Without the pictures, return each record as it appears.

[start]

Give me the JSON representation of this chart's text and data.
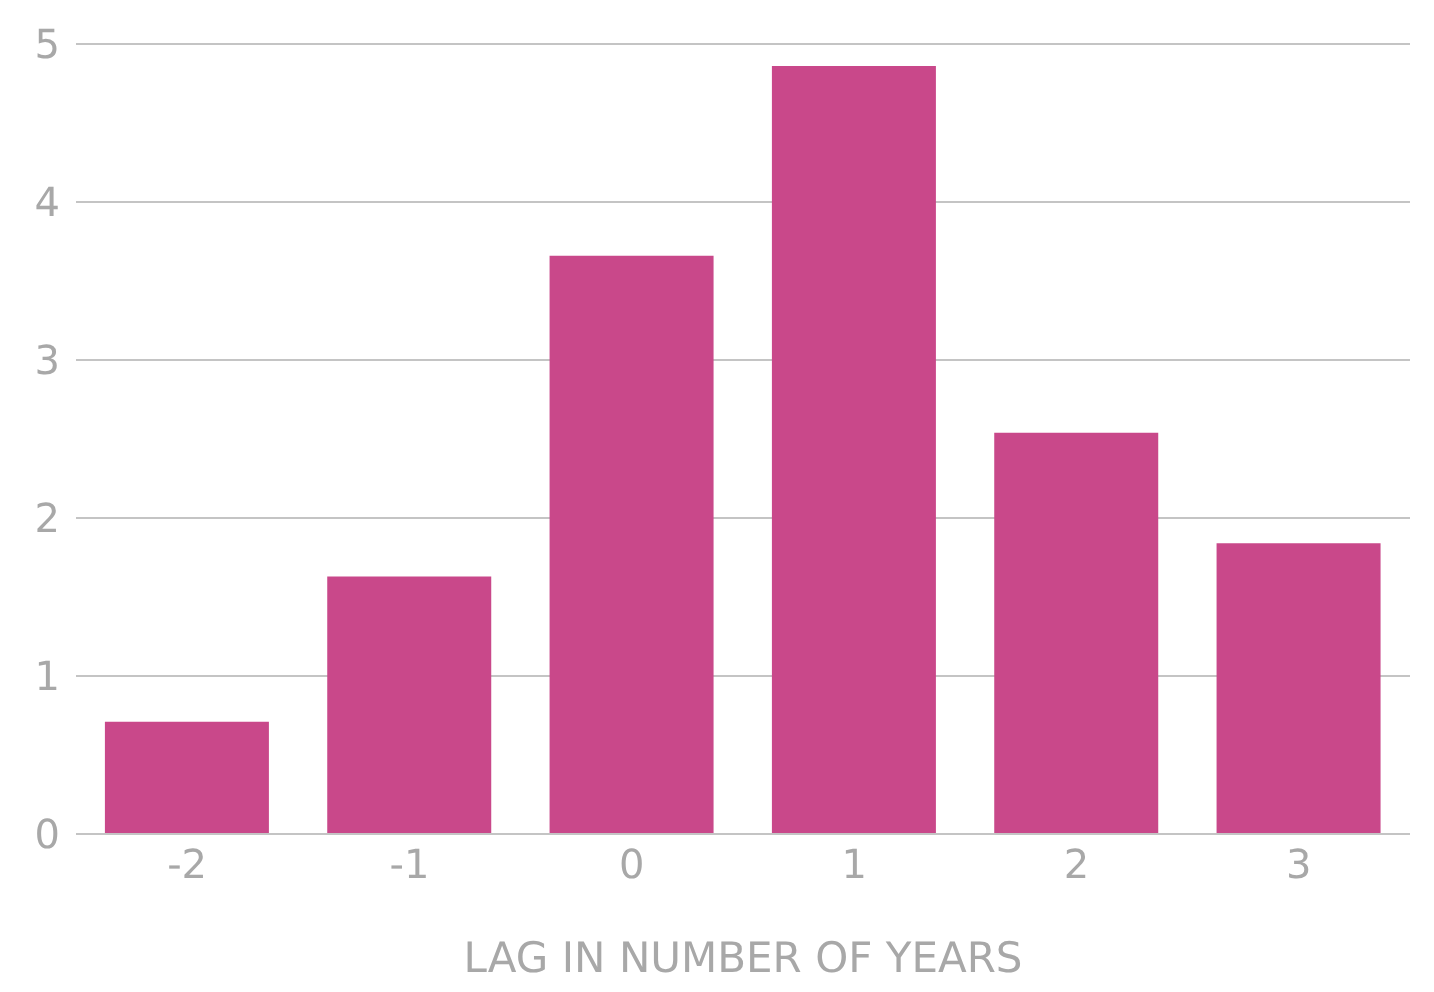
{
  "chart_data": {
    "type": "bar",
    "xlabel": "LAG IN NUMBER OF YEARS",
    "categories": [
      "-2",
      "-1",
      "0",
      "1",
      "2",
      "3"
    ],
    "values": [
      0.71,
      1.63,
      3.66,
      4.86,
      2.54,
      1.84
    ],
    "color": "#c9488a",
    "ylim": [
      0,
      5
    ],
    "yticks": [
      0,
      1,
      2,
      3,
      4,
      5
    ],
    "grid": "y",
    "legend": false
  }
}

[end]

* Answer to the exercise
Give me the JSON representation of this chart's text and data.
{
  "chart_data": {
    "type": "bar",
    "xlabel": "LAG IN NUMBER OF YEARS",
    "categories": [
      "-2",
      "-1",
      "0",
      "1",
      "2",
      "3"
    ],
    "values": [
      0.71,
      1.63,
      3.66,
      4.86,
      2.54,
      1.84
    ],
    "color": "#c9488a",
    "ylim": [
      0,
      5
    ],
    "yticks": [
      0,
      1,
      2,
      3,
      4,
      5
    ],
    "grid": "y",
    "legend": false
  }
}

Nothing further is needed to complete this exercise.